● **EXERCISE OBJECTIVE**
List all lines of the data containing the word "IMPACT".

— Begin —

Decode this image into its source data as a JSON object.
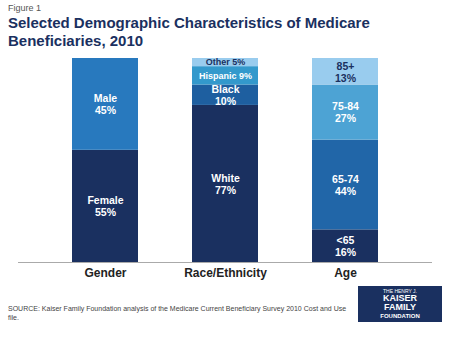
{
  "chart_data": {
    "type": "bar",
    "stacked": true,
    "title": "Selected Demographic Characteristics of Medicare\nBeneficiaries, 2010",
    "annotations": [
      "Figure 1",
      "SOURCE: Kaiser Family Foundation analysis of the Medicare Current Beneficiary Survey 2010 Cost and Use file.",
      "THE HENRY J.",
      "KAISER",
      "FAMILY",
      "FOUNDATION"
    ],
    "categories": [
      "Gender",
      "Race/Ethnicity",
      "Age"
    ],
    "values": [
      [
        55,
        45
      ],
      [
        77,
        10,
        9,
        5
      ],
      [
        16,
        44,
        27,
        13
      ]
    ],
    "value_labels": [
      [
        "Female\n55%",
        "Male\n45%"
      ],
      [
        "White\n77%",
        "Black\n10%",
        "Hispanic 9%",
        "Other 5%"
      ],
      [
        "<65\n16%",
        "65-74\n44%",
        "75-84\n27%",
        "85+\n13%"
      ]
    ],
    "colors": [
      [
        "#1a3060",
        "#2879be"
      ],
      [
        "#1a3060",
        "#1e5fa0",
        "#3399cc",
        "#99ccee"
      ],
      [
        "#1a3060",
        "#2166a8",
        "#4da3d4",
        "#99ccee"
      ]
    ],
    "ylim": [
      0,
      100
    ],
    "tick_labels": "x",
    "data_labels": true,
    "grid": false
  }
}
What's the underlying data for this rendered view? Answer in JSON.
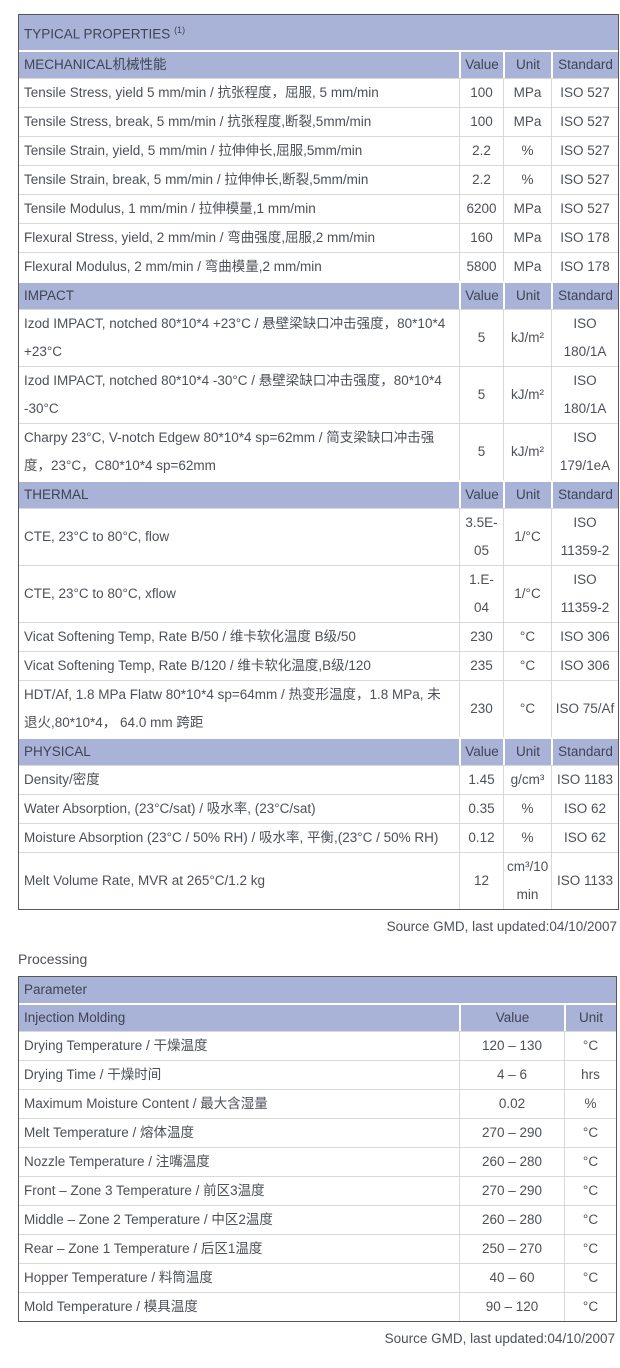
{
  "colors": {
    "header_bg": "#a9b3d8",
    "header_text": "#3f4451",
    "body_text": "#4c5058",
    "grid_line": "#d8d9db",
    "outer_border": "#55575c",
    "header_separator": "#ffffff"
  },
  "table1": {
    "title": "TYPICAL PROPERTIES",
    "title_sup": "(1)",
    "col_headers": [
      "Value",
      "Unit",
      "Standard"
    ],
    "sections": [
      {
        "name": "MECHANICAL机械性能",
        "rows": [
          {
            "label": "Tensile Stress, yield 5 mm/min / 抗张程度，屈服, 5 mm/min",
            "value": "100",
            "unit": "MPa",
            "std": "ISO 527"
          },
          {
            "label": "Tensile Stress, break, 5 mm/min / 抗张程度,断裂,5mm/min",
            "value": "100",
            "unit": "MPa",
            "std": "ISO 527"
          },
          {
            "label": "Tensile Strain, yield, 5 mm/min / 拉伸伸长,屈服,5mm/min",
            "value": "2.2",
            "unit": "%",
            "std": "ISO 527"
          },
          {
            "label": "Tensile Strain, break, 5 mm/min / 拉伸伸长,断裂,5mm/min",
            "value": "2.2",
            "unit": "%",
            "std": "ISO 527"
          },
          {
            "label": "Tensile Modulus, 1 mm/min / 拉伸模量,1 mm/min",
            "value": "6200",
            "unit": "MPa",
            "std": "ISO 527"
          },
          {
            "label": "Flexural Stress, yield, 2 mm/min / 弯曲强度,屈服,2 mm/min",
            "value": "160",
            "unit": "MPa",
            "std": "ISO 178"
          },
          {
            "label": "Flexural Modulus, 2 mm/min / 弯曲模量,2 mm/min",
            "value": "5800",
            "unit": "MPa",
            "std": "ISO 178"
          }
        ]
      },
      {
        "name": "IMPACT",
        "rows": [
          {
            "label": "Izod IMPACT, notched 80*10*4 +23°C / 悬壁梁缺口冲击强度，80*10*4 +23°C",
            "value": "5",
            "unit": "kJ/m²",
            "std": "ISO 180/1A"
          },
          {
            "label": "Izod IMPACT, notched 80*10*4 -30°C / 悬壁梁缺口冲击强度，80*10*4 -30°C",
            "value": "5",
            "unit": "kJ/m²",
            "std": "ISO 180/1A"
          },
          {
            "label": "Charpy 23°C, V-notch Edgew 80*10*4 sp=62mm / 简支梁缺口冲击强度，23°C，C80*10*4 sp=62mm",
            "value": "5",
            "unit": "kJ/m²",
            "std": "ISO 179/1eA"
          }
        ]
      },
      {
        "name": "THERMAL",
        "rows": [
          {
            "label": "CTE, 23°C to 80°C, flow",
            "value": "3.5E-05",
            "unit": "1/°C",
            "std": "ISO 11359-2"
          },
          {
            "label": "CTE, 23°C to 80°C, xflow",
            "value": "1.E-04",
            "unit": "1/°C",
            "std": "ISO 11359-2"
          },
          {
            "label": "Vicat Softening Temp, Rate B/50 / 维卡软化温度 B级/50",
            "value": "230",
            "unit": "°C",
            "std": "ISO 306"
          },
          {
            "label": "Vicat Softening Temp, Rate B/120 / 维卡软化温度,B级/120",
            "value": "235",
            "unit": "°C",
            "std": "ISO 306"
          },
          {
            "label": "HDT/Af, 1.8 MPa Flatw 80*10*4 sp=64mm / 热变形温度，1.8 MPa, 未退火,80*10*4， 64.0 mm 跨距",
            "value": "230",
            "unit": "°C",
            "std": "ISO 75/Af"
          }
        ]
      },
      {
        "name": "PHYSICAL",
        "rows": [
          {
            "label": "Density/密度",
            "value": "1.45",
            "unit": "g/cm³",
            "std": "ISO 1183"
          },
          {
            "label": "Water Absorption, (23°C/sat) / 吸水率, (23°C/sat)",
            "value": "0.35",
            "unit": "%",
            "std": "ISO 62"
          },
          {
            "label": "Moisture Absorption (23°C / 50% RH) / 吸水率, 平衡,(23°C / 50% RH)",
            "value": "0.12",
            "unit": "%",
            "std": "ISO 62"
          },
          {
            "label": "Melt Volume Rate, MVR at 265°C/1.2 kg",
            "value": "12",
            "unit": "cm³/10 min",
            "std": "ISO 1133"
          }
        ]
      }
    ],
    "source": "Source GMD, last updated:04/10/2007"
  },
  "processing": {
    "heading": "Processing",
    "table_header": "Parameter",
    "subheader": "Injection Molding",
    "col_headers": [
      "Value",
      "Unit"
    ],
    "rows": [
      {
        "label": "Drying Temperature / 干燥温度",
        "value": "120 – 130",
        "unit": "°C"
      },
      {
        "label": "Drying Time / 干燥时间",
        "value": "4 – 6",
        "unit": "hrs"
      },
      {
        "label": "Maximum Moisture Content / 最大含湿量",
        "value": "0.02",
        "unit": "%"
      },
      {
        "label": "Melt Temperature / 熔体温度",
        "value": "270 – 290",
        "unit": "°C"
      },
      {
        "label": "Nozzle Temperature / 注嘴温度",
        "value": "260 – 280",
        "unit": "°C"
      },
      {
        "label": "Front – Zone 3 Temperature / 前区3温度",
        "value": "270 – 290",
        "unit": "°C"
      },
      {
        "label": "Middle – Zone 2 Temperature / 中区2温度",
        "value": "260 – 280",
        "unit": "°C"
      },
      {
        "label": "Rear – Zone 1 Temperature / 后区1温度",
        "value": "250 – 270",
        "unit": "°C"
      },
      {
        "label": "Hopper Temperature / 料筒温度",
        "value": "40 – 60",
        "unit": "°C"
      },
      {
        "label": "Mold Temperature / 模具温度",
        "value": "90 – 120",
        "unit": "°C"
      }
    ],
    "source": "Source GMD, last updated:04/10/2007"
  }
}
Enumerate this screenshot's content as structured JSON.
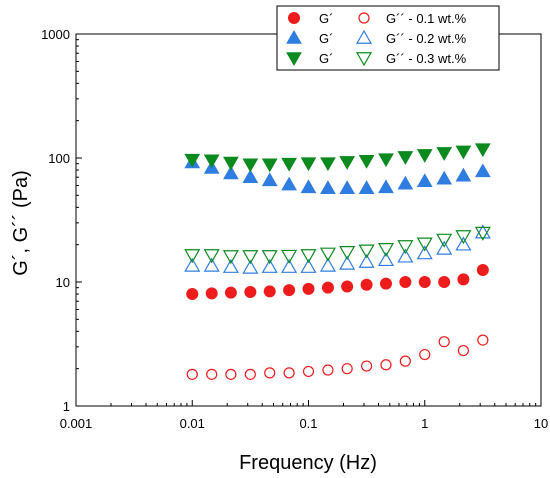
{
  "chart_data": {
    "type": "scatter",
    "title": "",
    "xlabel": "Frequency (Hz)",
    "ylabel": "G´, G´´ (Pa)",
    "xscale": "log",
    "yscale": "log",
    "xlim": [
      0.001,
      10
    ],
    "ylim": [
      1,
      1000
    ],
    "grid": false,
    "legend_position": "top-right",
    "x_ticks": [
      {
        "value": 0.001,
        "label": "0.001"
      },
      {
        "value": 0.01,
        "label": "0.01"
      },
      {
        "value": 0.1,
        "label": "0.1"
      },
      {
        "value": 1,
        "label": "1"
      },
      {
        "value": 10,
        "label": "10"
      }
    ],
    "y_ticks": [
      {
        "value": 1,
        "label": "1"
      },
      {
        "value": 10,
        "label": "10"
      },
      {
        "value": 100,
        "label": "100"
      },
      {
        "value": 1000,
        "label": "1000"
      }
    ],
    "x": [
      0.01,
      0.0147,
      0.0215,
      0.0316,
      0.0464,
      0.0681,
      0.1,
      0.147,
      0.215,
      0.316,
      0.464,
      0.681,
      1.0,
      1.47,
      2.15,
      3.16
    ],
    "legend_rows": [
      {
        "filled_symbol": "circle",
        "filled_label": "G´",
        "open_label": "G´´ - 0.1 wt.%",
        "color": "#ee1c1c"
      },
      {
        "filled_symbol": "triangle-up",
        "filled_label": "G´",
        "open_label": "G´´ - 0.2 wt.%",
        "color": "#2f7de1"
      },
      {
        "filled_symbol": "triangle-down",
        "filled_label": "G´",
        "open_label": "G´´ - 0.3 wt.%",
        "color": "#0b8a1e"
      }
    ],
    "series": [
      {
        "marker": "circle",
        "fill": "filled",
        "color": "#ee1c1c",
        "values": [
          8.0,
          8.1,
          8.2,
          8.3,
          8.4,
          8.6,
          8.8,
          9.0,
          9.2,
          9.5,
          9.7,
          10.0,
          10.0,
          10.0,
          10.5,
          12.5
        ]
      },
      {
        "marker": "circle",
        "fill": "open",
        "color": "#ee1c1c",
        "values": [
          1.8,
          1.8,
          1.8,
          1.8,
          1.85,
          1.85,
          1.9,
          1.95,
          2.0,
          2.1,
          2.15,
          2.3,
          2.6,
          3.3,
          2.8,
          3.4
        ]
      },
      {
        "marker": "triangle-up",
        "fill": "filled",
        "color": "#2f7de1",
        "values": [
          92,
          83,
          75,
          70,
          66,
          61,
          58,
          57,
          57,
          57,
          58,
          62,
          65,
          68,
          72,
          78
        ]
      },
      {
        "marker": "triangle-up",
        "fill": "open",
        "color": "#2f7de1",
        "values": [
          13.5,
          13.5,
          13.2,
          13.0,
          13.2,
          13.2,
          13.2,
          13.5,
          14.0,
          14.5,
          15.0,
          16.0,
          17.0,
          18.5,
          20.0,
          25.0
        ]
      },
      {
        "marker": "triangle-down",
        "fill": "filled",
        "color": "#0b8a1e",
        "values": [
          97,
          96,
          92,
          89,
          89,
          90,
          91,
          91,
          93,
          95,
          98,
          102,
          106,
          110,
          113,
          118
        ]
      },
      {
        "marker": "triangle-down",
        "fill": "open",
        "color": "#0b8a1e",
        "values": [
          16.5,
          16.5,
          16.2,
          16.2,
          16.2,
          16.3,
          16.5,
          17.0,
          17.5,
          18.0,
          18.5,
          19.5,
          20.5,
          22.0,
          23.5,
          25.0
        ]
      }
    ]
  }
}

— End —

● **EXERCISE RESULT**
        "name": "IMPACT",
            "label": "Izod IMPACT, notched 80*10*4 +23°C / 悬壁梁缺口冲击强度，80*10*4 +23°C",
            "label": "Izod IMPACT, notched 80*10*4 -30°C / 悬壁梁缺口冲击强度，80*10*4 -30°C",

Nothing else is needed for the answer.